*LISTED RECORDS*:
— begin —

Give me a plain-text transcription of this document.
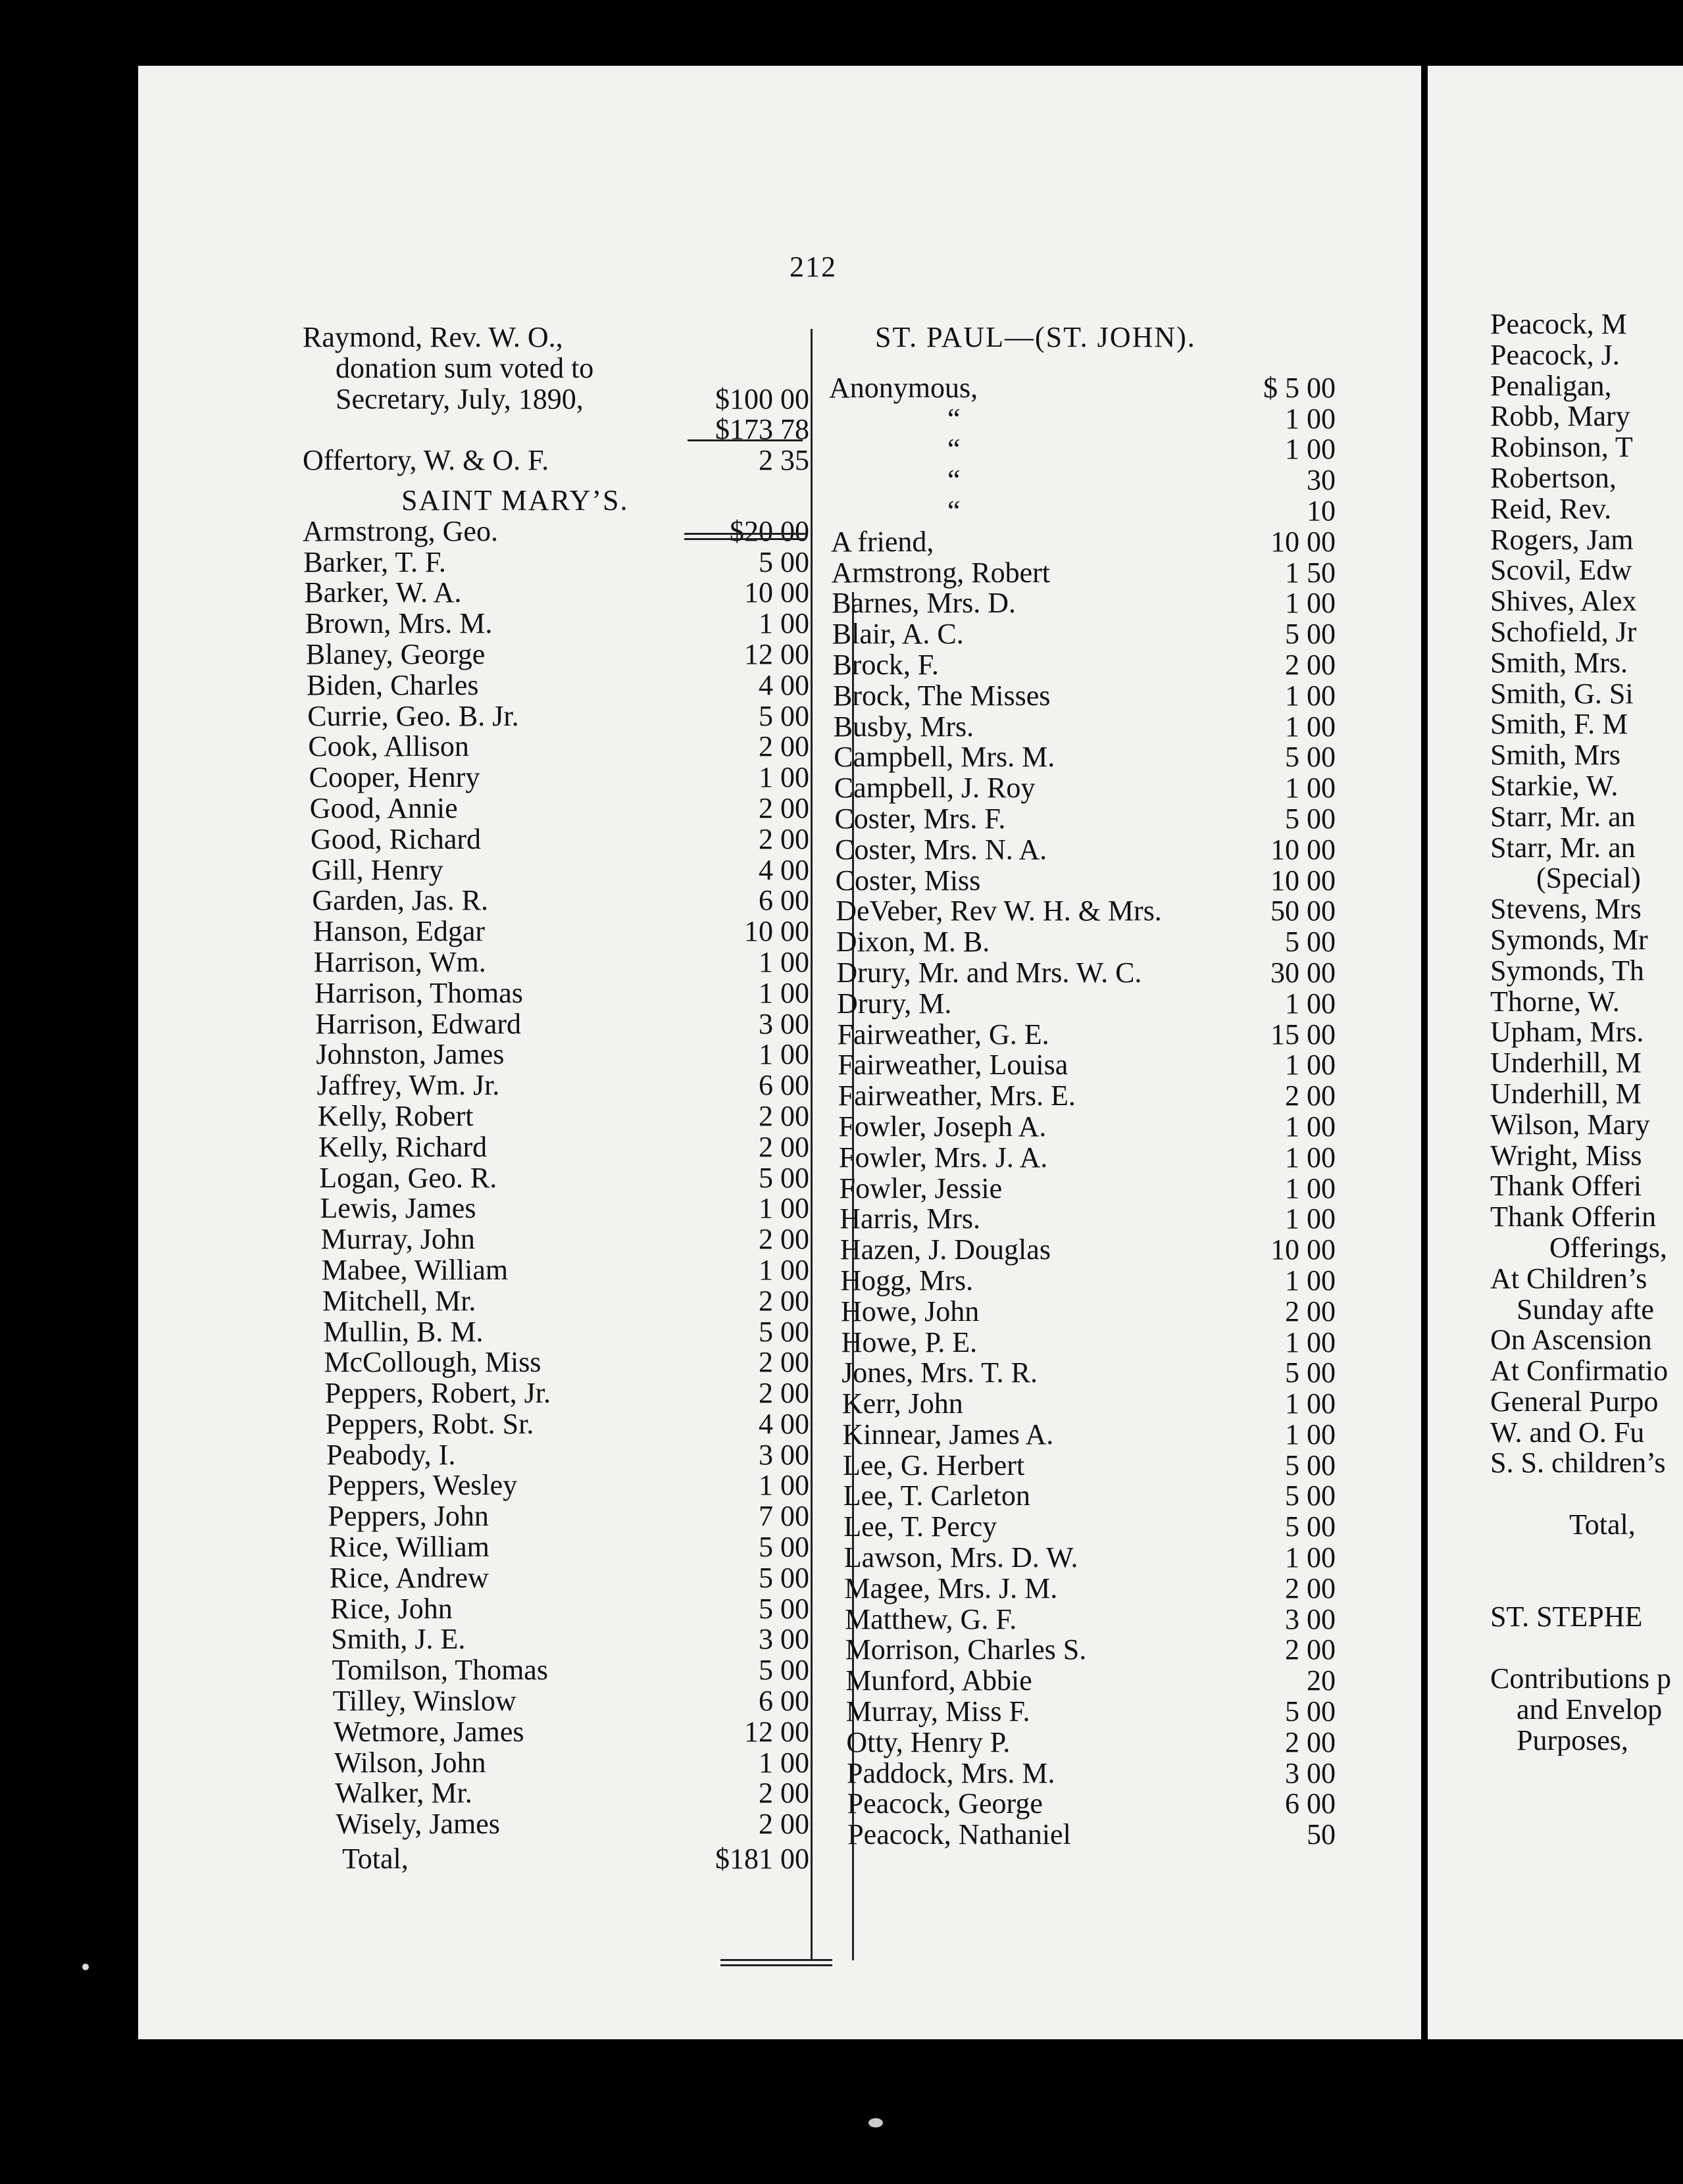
212
Raymond, Rev. W. O.,
donation sum voted to
Secretary, July, 1890,	$100 00
$173 78
Offertory, W. & O. F.	2 35
SAINT MARY’S.
Armstrong, Geo.	$20 00
Barker, T. F.	5 00
Barker, W. A.	10 00
Brown, Mrs. M.	1 00
Blaney, George	12 00
Biden, Charles	4 00
Currie, Geo. B. Jr.	5 00
Cook, Allison	2 00
Cooper, Henry	1 00
Good, Annie	2 00
Good, Richard	2 00
Gill, Henry	4 00
Garden, Jas. R.	6 00
Hanson, Edgar	10 00
Harrison, Wm.	1 00
Harrison, Thomas	1 00
Harrison, Edward	3 00
Johnston, James	1 00
Jaffrey, Wm. Jr.	6 00
Kelly, Robert	2 00
Kelly, Richard	2 00
Logan, Geo. R.	5 00
Lewis, James	1 00
Murray, John	2 00
Mabee, William	1 00
Mitchell, Mr.	2 00
Mullin, B. M.	5 00
McCollough, Miss	2 00
Peppers, Robert, Jr.	2 00
Peppers, Robt. Sr.	4 00
Peabody, I.	3 00
Peppers, Wesley	1 00
Peppers, John	7 00
Rice, William	5 00
Rice, Andrew	5 00
Rice, John	5 00
Smith, J. E.	3 00
Tomilson, Thomas	5 00
Tilley, Winslow	6 00
Wetmore, James	12 00
Wilson, John	1 00
Walker, Mr.	2 00
Wisely, James	2 00
Total,	$181 00
ST. PAUL—(ST. JOHN).
Anonymous,	$ 5 00
“	1 00
“	1 00
“	30
“	10
A friend,	10 00
Armstrong, Robert	1 50
Barnes, Mrs. D.	1 00
Blair, A. C.	5 00
Brock, F.	2 00
Brock, The Misses	1 00
Busby, Mrs.	1 00
Campbell, Mrs. M.	5 00
Campbell, J. Roy	1 00
Coster, Mrs. F.	5 00
Coster, Mrs. N. A.	10 00
Coster, Miss	10 00
DeVeber, Rev W. H. & Mrs.	50 00
Dixon, M. B.	5 00
Drury, Mr. and Mrs. W. C.	30 00
Drury, M.	1 00
Fairweather, G. E.	15 00
Fairweather, Louisa	1 00
Fairweather, Mrs. E.	2 00
Fowler, Joseph A.	1 00
Fowler, Mrs. J. A.	1 00
Fowler, Jessie	1 00
Harris, Mrs.	1 00
Hazen, J. Douglas	10 00
Hogg, Mrs.	1 00
Howe, John	2 00
Howe, P. E.	1 00
Jones, Mrs. T. R.	5 00
Kerr, John	1 00
Kinnear, James A.	1 00
Lee, G. Herbert	5 00
Lee, T. Carleton	5 00
Lee, T. Percy	5 00
Lawson, Mrs. D. W.	1 00
Magee, Mrs. J. M.	2 00
Matthew, G. F.	3 00
Morrison, Charles S.	2 00
Munford, Abbie	20
Murray, Miss F.	5 00
Otty, Henry P.	2 00
Paddock, Mrs. M.	3 00
Peacock, George	6 00
Peacock, Nathaniel	50
Peacock, M
Peacock, J.
Penaligan,
Robb, Mary
Robinson, T
Robertson,
Reid, Rev.
Rogers, Jam
Scovil, Edw
Shives, Alex
Schofield, Jr
Smith, Mrs.
Smith, G. Si
Smith, F. M
Smith, Mrs
Starkie, W.
Starr, Mr. an
Starr, Mr. an
(Special)
Stevens, Mrs
Symonds, Mr
Symonds, Th
Thorne, W.
Upham, Mrs.
Underhill, M
Underhill, M
Wilson, Mary
Wright, Miss
Thank Offeri
Thank Offerin
Offerings,
At Children’s
Sunday afte
On Ascension
At Confirmatio
General Purpo
W. and O. Fu
S. S. children’s
Total,
ST. STEPHE
Contributions p
and Envelop
Purposes,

— end —

*TASK DESCRIPTION*: Can the entries above be repeated exactly, without their pictures?

*SOLUTION FOR THIS TASK*:
Give me a plain-text transcription of this document.
212
Raymond, Rev. W. O.,
donation sum voted to
Secretary, July, 1890,	$100 00
$173 78
Offertory, W. & O. F.	2 35
SAINT MARY’S.
Armstrong, Geo.	$20 00
Barker, T. F.	5 00
Barker, W. A.	10 00
Brown, Mrs. M.	1 00
Blaney, George	12 00
Biden, Charles	4 00
Currie, Geo. B. Jr.	5 00
Cook, Allison	2 00
Cooper, Henry	1 00
Good, Annie	2 00
Good, Richard	2 00
Gill, Henry	4 00
Garden, Jas. R.	6 00
Hanson, Edgar	10 00
Harrison, Wm.	1 00
Harrison, Thomas	1 00
Harrison, Edward	3 00
Johnston, James	1 00
Jaffrey, Wm. Jr.	6 00
Kelly, Robert	2 00
Kelly, Richard	2 00
Logan, Geo. R.	5 00
Lewis, James	1 00
Murray, John	2 00
Mabee, William	1 00
Mitchell, Mr.	2 00
Mullin, B. M.	5 00
McCollough, Miss	2 00
Peppers, Robert, Jr.	2 00
Peppers, Robt. Sr.	4 00
Peabody, I.	3 00
Peppers, Wesley	1 00
Peppers, John	7 00
Rice, William	5 00
Rice, Andrew	5 00
Rice, John	5 00
Smith, J. E.	3 00
Tomilson, Thomas	5 00
Tilley, Winslow	6 00
Wetmore, James	12 00
Wilson, John	1 00
Walker, Mr.	2 00
Wisely, James	2 00
Total,	$181 00
ST. PAUL—(ST. JOHN).
Anonymous,	$ 5 00
“	1 00
“	1 00
“	30
“	10
A friend,	10 00
Armstrong, Robert	1 50
Barnes, Mrs. D.	1 00
Blair, A. C.	5 00
Brock, F.	2 00
Brock, The Misses	1 00
Busby, Mrs.	1 00
Campbell, Mrs. M.	5 00
Campbell, J. Roy	1 00
Coster, Mrs. F.	5 00
Coster, Mrs. N. A.	10 00
Coster, Miss	10 00
DeVeber, Rev W. H. & Mrs.	50 00
Dixon, M. B.	5 00
Drury, Mr. and Mrs. W. C.	30 00
Drury, M.	1 00
Fairweather, G. E.	15 00
Fairweather, Louisa	1 00
Fairweather, Mrs. E.	2 00
Fowler, Joseph A.	1 00
Fowler, Mrs. J. A.	1 00
Fowler, Jessie	1 00
Harris, Mrs.	1 00
Hazen, J. Douglas	10 00
Hogg, Mrs.	1 00
Howe, John	2 00
Howe, P. E.	1 00
Jones, Mrs. T. R.	5 00
Kerr, John	1 00
Kinnear, James A.	1 00
Lee, G. Herbert	5 00
Lee, T. Carleton	5 00
Lee, T. Percy	5 00
Lawson, Mrs. D. W.	1 00
Magee, Mrs. J. M.	2 00
Matthew, G. F.	3 00
Morrison, Charles S.	2 00
Munford, Abbie	20
Murray, Miss F.	5 00
Otty, Henry P.	2 00
Paddock, Mrs. M.	3 00
Peacock, George	6 00
Peacock, Nathaniel	50
Peacock, M
Peacock, J.
Penaligan,
Robb, Mary
Robinson, T
Robertson,
Reid, Rev.
Rogers, Jam
Scovil, Edw
Shives, Alex
Schofield, Jr
Smith, Mrs.
Smith, G. Si
Smith, F. M
Smith, Mrs
Starkie, W.
Starr, Mr. an
Starr, Mr. an
(Special)
Stevens, Mrs
Symonds, Mr
Symonds, Th
Thorne, W.
Upham, Mrs.
Underhill, M
Underhill, M
Wilson, Mary
Wright, Miss
Thank Offeri
Thank Offerin
Offerings,
At Children’s
Sunday afte
On Ascension
At Confirmatio
General Purpo
W. and O. Fu
S. S. children’s
Total,
ST. STEPHE
Contributions p
and Envelop
Purposes,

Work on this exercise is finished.